DATASET EXCERPTS
# # # # #

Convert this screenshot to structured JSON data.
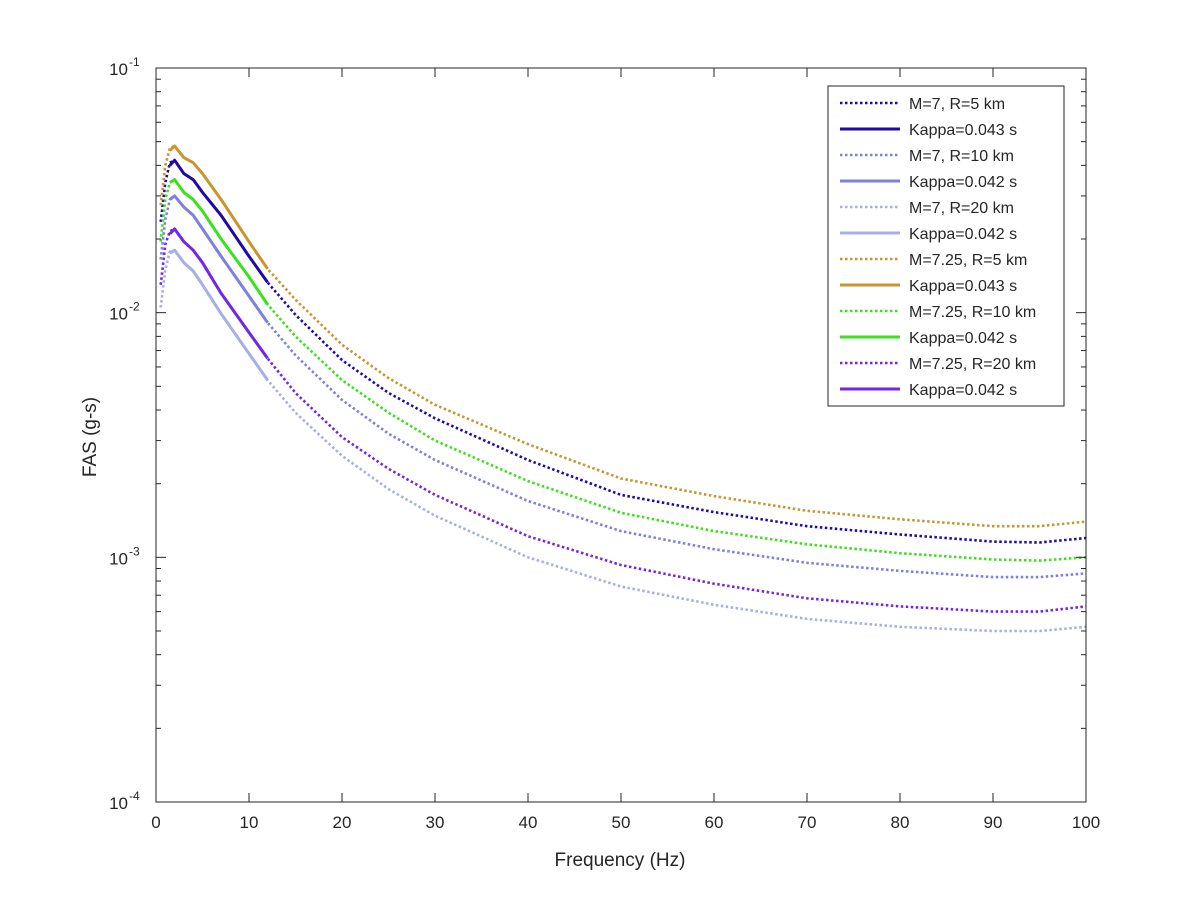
{
  "chart_data": {
    "type": "line",
    "xlabel": "Frequency (Hz)",
    "ylabel": "FAS (g-s)",
    "xlim": [
      0,
      100
    ],
    "ylim": [
      0.0001,
      0.1
    ],
    "yscale": "log",
    "grid": false,
    "legend_position": "top-right",
    "x_ticks": [
      "0",
      "10",
      "20",
      "30",
      "40",
      "50",
      "60",
      "70",
      "80",
      "90",
      "100"
    ],
    "y_ticks": [
      {
        "base": "10",
        "exp": "-4",
        "value": 0.0001
      },
      {
        "base": "10",
        "exp": "-3",
        "value": 0.001
      },
      {
        "base": "10",
        "exp": "-2",
        "value": 0.01
      },
      {
        "base": "10",
        "exp": "-1",
        "value": 0.1
      }
    ],
    "series": [
      {
        "name": "M=7, R=5 km",
        "style": "dotted",
        "color": "#1f0aa8",
        "x": [
          0.5,
          1,
          1.5,
          2,
          3,
          4,
          5,
          7,
          10,
          12,
          15,
          20,
          25,
          30,
          40,
          50,
          60,
          70,
          80,
          90,
          95,
          100
        ],
        "y": [
          0.0235,
          0.034,
          0.041,
          0.042,
          0.037,
          0.035,
          0.031,
          0.025,
          0.017,
          0.0133,
          0.0098,
          0.0064,
          0.0047,
          0.0037,
          0.0025,
          0.0018,
          0.00153,
          0.00134,
          0.00124,
          0.00116,
          0.00115,
          0.0012
        ]
      },
      {
        "name": "Kappa=0.043 s",
        "style": "solid",
        "color": "#1f0aa8",
        "x": [
          1.5,
          2,
          3,
          4,
          5,
          7,
          10,
          12
        ],
        "y": [
          0.04,
          0.042,
          0.037,
          0.035,
          0.031,
          0.025,
          0.017,
          0.0133
        ]
      },
      {
        "name": "M=7, R=10 km",
        "style": "dotted",
        "color": "#7f7fe0",
        "x": [
          0.5,
          1,
          1.5,
          2,
          3,
          4,
          5,
          7,
          10,
          12,
          15,
          20,
          25,
          30,
          40,
          50,
          60,
          70,
          80,
          90,
          95,
          100
        ],
        "y": [
          0.0165,
          0.024,
          0.029,
          0.03,
          0.027,
          0.025,
          0.022,
          0.017,
          0.0117,
          0.0091,
          0.0067,
          0.0044,
          0.0032,
          0.0025,
          0.0017,
          0.00128,
          0.00108,
          0.00095,
          0.00088,
          0.00083,
          0.00083,
          0.00086
        ]
      },
      {
        "name": "Kappa=0.042 s",
        "style": "solid",
        "color": "#7f7fe0",
        "x": [
          1.5,
          2,
          3,
          4,
          5,
          7,
          10,
          12
        ],
        "y": [
          0.029,
          0.03,
          0.027,
          0.025,
          0.022,
          0.017,
          0.0117,
          0.0091
        ]
      },
      {
        "name": "M=7, R=20 km",
        "style": "dotted",
        "color": "#a8aee6",
        "x": [
          0.5,
          1,
          1.5,
          2,
          3,
          4,
          5,
          7,
          10,
          12,
          15,
          20,
          25,
          30,
          40,
          50,
          60,
          70,
          80,
          90,
          95,
          100
        ],
        "y": [
          0.0105,
          0.015,
          0.0178,
          0.018,
          0.016,
          0.0148,
          0.013,
          0.0099,
          0.0068,
          0.0053,
          0.0039,
          0.0026,
          0.0019,
          0.00148,
          0.001,
          0.00076,
          0.00064,
          0.00056,
          0.00052,
          0.0005,
          0.0005,
          0.00052
        ]
      },
      {
        "name": "Kappa=0.042 s",
        "style": "solid",
        "color": "#a8aee6",
        "x": [
          1.5,
          2,
          3,
          4,
          5,
          7,
          10,
          12
        ],
        "y": [
          0.0175,
          0.018,
          0.016,
          0.0148,
          0.013,
          0.0099,
          0.0068,
          0.0053
        ]
      },
      {
        "name": "M=7.25, R=5 km",
        "style": "dotted",
        "color": "#c9952f",
        "x": [
          0.5,
          1,
          1.5,
          2,
          3,
          4,
          5,
          7,
          10,
          12,
          15,
          20,
          25,
          30,
          40,
          50,
          60,
          70,
          80,
          90,
          95,
          100
        ],
        "y": [
          0.0275,
          0.04,
          0.047,
          0.048,
          0.043,
          0.041,
          0.037,
          0.029,
          0.0195,
          0.0151,
          0.0113,
          0.0074,
          0.0054,
          0.0042,
          0.0029,
          0.0021,
          0.00178,
          0.00155,
          0.00143,
          0.00134,
          0.00134,
          0.0014
        ]
      },
      {
        "name": "Kappa=0.043 s",
        "style": "solid",
        "color": "#c9952f",
        "x": [
          1.5,
          2,
          3,
          4,
          5,
          7,
          10,
          12
        ],
        "y": [
          0.046,
          0.048,
          0.043,
          0.041,
          0.037,
          0.029,
          0.0195,
          0.0151
        ]
      },
      {
        "name": "M=7.25, R=10 km",
        "style": "dotted",
        "color": "#3de01c",
        "x": [
          0.5,
          1,
          1.5,
          2,
          3,
          4,
          5,
          7,
          10,
          12,
          15,
          20,
          25,
          30,
          40,
          50,
          60,
          70,
          80,
          90,
          95,
          100
        ],
        "y": [
          0.0195,
          0.029,
          0.034,
          0.035,
          0.031,
          0.029,
          0.026,
          0.02,
          0.014,
          0.0108,
          0.008,
          0.0053,
          0.0039,
          0.003,
          0.00205,
          0.00152,
          0.00128,
          0.00113,
          0.00104,
          0.00098,
          0.00097,
          0.001
        ]
      },
      {
        "name": "Kappa=0.042 s",
        "style": "solid",
        "color": "#3de01c",
        "x": [
          1.5,
          2,
          3,
          4,
          5,
          7,
          10,
          12
        ],
        "y": [
          0.034,
          0.035,
          0.031,
          0.029,
          0.026,
          0.02,
          0.014,
          0.0108
        ]
      },
      {
        "name": "M=7.25, R=20 km",
        "style": "dotted",
        "color": "#7326e6",
        "x": [
          0.5,
          1,
          1.5,
          2,
          3,
          4,
          5,
          7,
          10,
          12,
          15,
          20,
          25,
          30,
          40,
          50,
          60,
          70,
          80,
          90,
          95,
          100
        ],
        "y": [
          0.013,
          0.019,
          0.0215,
          0.022,
          0.0195,
          0.018,
          0.016,
          0.012,
          0.0083,
          0.0065,
          0.0047,
          0.0031,
          0.0023,
          0.0018,
          0.00122,
          0.00093,
          0.00078,
          0.00068,
          0.00063,
          0.0006,
          0.0006,
          0.00063
        ]
      },
      {
        "name": "Kappa=0.042 s",
        "style": "solid",
        "color": "#7326e6",
        "x": [
          1.5,
          2,
          3,
          4,
          5,
          7,
          10,
          12
        ],
        "y": [
          0.021,
          0.022,
          0.0195,
          0.018,
          0.016,
          0.012,
          0.0083,
          0.0065
        ]
      }
    ]
  }
}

# # # # #

WHAT YOU WILL DO
Go through the data above and transcribe it in full, omitting any image.

EXERCISE OUTPUT
Convert this screenshot to structured JSON data.
{
  "chart_data": {
    "type": "line",
    "xlabel": "Frequency (Hz)",
    "ylabel": "FAS (g-s)",
    "xlim": [
      0,
      100
    ],
    "ylim": [
      0.0001,
      0.1
    ],
    "yscale": "log",
    "grid": false,
    "legend_position": "top-right",
    "x_ticks": [
      "0",
      "10",
      "20",
      "30",
      "40",
      "50",
      "60",
      "70",
      "80",
      "90",
      "100"
    ],
    "y_ticks": [
      {
        "base": "10",
        "exp": "-4",
        "value": 0.0001
      },
      {
        "base": "10",
        "exp": "-3",
        "value": 0.001
      },
      {
        "base": "10",
        "exp": "-2",
        "value": 0.01
      },
      {
        "base": "10",
        "exp": "-1",
        "value": 0.1
      }
    ],
    "series": [
      {
        "name": "M=7, R=5 km",
        "style": "dotted",
        "color": "#1f0aa8",
        "x": [
          0.5,
          1,
          1.5,
          2,
          3,
          4,
          5,
          7,
          10,
          12,
          15,
          20,
          25,
          30,
          40,
          50,
          60,
          70,
          80,
          90,
          95,
          100
        ],
        "y": [
          0.0235,
          0.034,
          0.041,
          0.042,
          0.037,
          0.035,
          0.031,
          0.025,
          0.017,
          0.0133,
          0.0098,
          0.0064,
          0.0047,
          0.0037,
          0.0025,
          0.0018,
          0.00153,
          0.00134,
          0.00124,
          0.00116,
          0.00115,
          0.0012
        ]
      },
      {
        "name": "Kappa=0.043 s",
        "style": "solid",
        "color": "#1f0aa8",
        "x": [
          1.5,
          2,
          3,
          4,
          5,
          7,
          10,
          12
        ],
        "y": [
          0.04,
          0.042,
          0.037,
          0.035,
          0.031,
          0.025,
          0.017,
          0.0133
        ]
      },
      {
        "name": "M=7, R=10 km",
        "style": "dotted",
        "color": "#7f7fe0",
        "x": [
          0.5,
          1,
          1.5,
          2,
          3,
          4,
          5,
          7,
          10,
          12,
          15,
          20,
          25,
          30,
          40,
          50,
          60,
          70,
          80,
          90,
          95,
          100
        ],
        "y": [
          0.0165,
          0.024,
          0.029,
          0.03,
          0.027,
          0.025,
          0.022,
          0.017,
          0.0117,
          0.0091,
          0.0067,
          0.0044,
          0.0032,
          0.0025,
          0.0017,
          0.00128,
          0.00108,
          0.00095,
          0.00088,
          0.00083,
          0.00083,
          0.00086
        ]
      },
      {
        "name": "Kappa=0.042 s",
        "style": "solid",
        "color": "#7f7fe0",
        "x": [
          1.5,
          2,
          3,
          4,
          5,
          7,
          10,
          12
        ],
        "y": [
          0.029,
          0.03,
          0.027,
          0.025,
          0.022,
          0.017,
          0.0117,
          0.0091
        ]
      },
      {
        "name": "M=7, R=20 km",
        "style": "dotted",
        "color": "#a8aee6",
        "x": [
          0.5,
          1,
          1.5,
          2,
          3,
          4,
          5,
          7,
          10,
          12,
          15,
          20,
          25,
          30,
          40,
          50,
          60,
          70,
          80,
          90,
          95,
          100
        ],
        "y": [
          0.0105,
          0.015,
          0.0178,
          0.018,
          0.016,
          0.0148,
          0.013,
          0.0099,
          0.0068,
          0.0053,
          0.0039,
          0.0026,
          0.0019,
          0.00148,
          0.001,
          0.00076,
          0.00064,
          0.00056,
          0.00052,
          0.0005,
          0.0005,
          0.00052
        ]
      },
      {
        "name": "Kappa=0.042 s",
        "style": "solid",
        "color": "#a8aee6",
        "x": [
          1.5,
          2,
          3,
          4,
          5,
          7,
          10,
          12
        ],
        "y": [
          0.0175,
          0.018,
          0.016,
          0.0148,
          0.013,
          0.0099,
          0.0068,
          0.0053
        ]
      },
      {
        "name": "M=7.25, R=5 km",
        "style": "dotted",
        "color": "#c9952f",
        "x": [
          0.5,
          1,
          1.5,
          2,
          3,
          4,
          5,
          7,
          10,
          12,
          15,
          20,
          25,
          30,
          40,
          50,
          60,
          70,
          80,
          90,
          95,
          100
        ],
        "y": [
          0.0275,
          0.04,
          0.047,
          0.048,
          0.043,
          0.041,
          0.037,
          0.029,
          0.0195,
          0.0151,
          0.0113,
          0.0074,
          0.0054,
          0.0042,
          0.0029,
          0.0021,
          0.00178,
          0.00155,
          0.00143,
          0.00134,
          0.00134,
          0.0014
        ]
      },
      {
        "name": "Kappa=0.043 s",
        "style": "solid",
        "color": "#c9952f",
        "x": [
          1.5,
          2,
          3,
          4,
          5,
          7,
          10,
          12
        ],
        "y": [
          0.046,
          0.048,
          0.043,
          0.041,
          0.037,
          0.029,
          0.0195,
          0.0151
        ]
      },
      {
        "name": "M=7.25, R=10 km",
        "style": "dotted",
        "color": "#3de01c",
        "x": [
          0.5,
          1,
          1.5,
          2,
          3,
          4,
          5,
          7,
          10,
          12,
          15,
          20,
          25,
          30,
          40,
          50,
          60,
          70,
          80,
          90,
          95,
          100
        ],
        "y": [
          0.0195,
          0.029,
          0.034,
          0.035,
          0.031,
          0.029,
          0.026,
          0.02,
          0.014,
          0.0108,
          0.008,
          0.0053,
          0.0039,
          0.003,
          0.00205,
          0.00152,
          0.00128,
          0.00113,
          0.00104,
          0.00098,
          0.00097,
          0.001
        ]
      },
      {
        "name": "Kappa=0.042 s",
        "style": "solid",
        "color": "#3de01c",
        "x": [
          1.5,
          2,
          3,
          4,
          5,
          7,
          10,
          12
        ],
        "y": [
          0.034,
          0.035,
          0.031,
          0.029,
          0.026,
          0.02,
          0.014,
          0.0108
        ]
      },
      {
        "name": "M=7.25, R=20 km",
        "style": "dotted",
        "color": "#7326e6",
        "x": [
          0.5,
          1,
          1.5,
          2,
          3,
          4,
          5,
          7,
          10,
          12,
          15,
          20,
          25,
          30,
          40,
          50,
          60,
          70,
          80,
          90,
          95,
          100
        ],
        "y": [
          0.013,
          0.019,
          0.0215,
          0.022,
          0.0195,
          0.018,
          0.016,
          0.012,
          0.0083,
          0.0065,
          0.0047,
          0.0031,
          0.0023,
          0.0018,
          0.00122,
          0.00093,
          0.00078,
          0.00068,
          0.00063,
          0.0006,
          0.0006,
          0.00063
        ]
      },
      {
        "name": "Kappa=0.042 s",
        "style": "solid",
        "color": "#7326e6",
        "x": [
          1.5,
          2,
          3,
          4,
          5,
          7,
          10,
          12
        ],
        "y": [
          0.021,
          0.022,
          0.0195,
          0.018,
          0.016,
          0.012,
          0.0083,
          0.0065
        ]
      }
    ]
  }
}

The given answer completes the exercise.